§ Instructions to follow
Would you return all of this data exactly, leaving nothing out?

--------------------------------------------------

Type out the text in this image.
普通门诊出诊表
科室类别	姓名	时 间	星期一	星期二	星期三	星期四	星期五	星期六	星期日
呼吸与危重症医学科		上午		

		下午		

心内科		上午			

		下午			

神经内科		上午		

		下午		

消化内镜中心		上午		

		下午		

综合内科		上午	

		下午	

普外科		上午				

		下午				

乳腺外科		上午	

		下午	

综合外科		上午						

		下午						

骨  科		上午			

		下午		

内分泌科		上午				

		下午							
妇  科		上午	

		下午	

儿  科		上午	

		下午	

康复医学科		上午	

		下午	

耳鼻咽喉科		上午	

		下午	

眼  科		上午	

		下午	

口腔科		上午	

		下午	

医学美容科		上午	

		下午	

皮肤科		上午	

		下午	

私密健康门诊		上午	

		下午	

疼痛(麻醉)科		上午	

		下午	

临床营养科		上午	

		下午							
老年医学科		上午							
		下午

--------------------------------------------------

§ Answer below
Type out the text in this image.
普通门诊出诊表
科室类别	姓名	时 间	星期一	星期二	星期三	星期四	星期五	星期六	星期日
呼吸与危重症医学科		上午		

		下午		

心内科		上午			

		下午			

神经内科		上午		

		下午		

消化内镜中心		上午		

		下午		

综合内科		上午	

		下午	

普外科		上午				

		下午				

乳腺外科		上午	

		下午	

综合外科		上午						

		下午						

骨  科		上午			

		下午		

内分泌科		上午				

		下午							
妇  科		上午	

		下午	

儿  科		上午	

		下午	

康复医学科		上午	

		下午	

耳鼻咽喉科		上午	

		下午	

眼  科		上午	

		下午	

口腔科		上午	

		下午	

医学美容科		上午	

		下午	

皮肤科		上午	

		下午	

私密健康门诊		上午	

		下午	

疼痛(麻醉)科		上午	

		下午	

临床营养科		上午	

		下午							
老年医学科		上午							
		下午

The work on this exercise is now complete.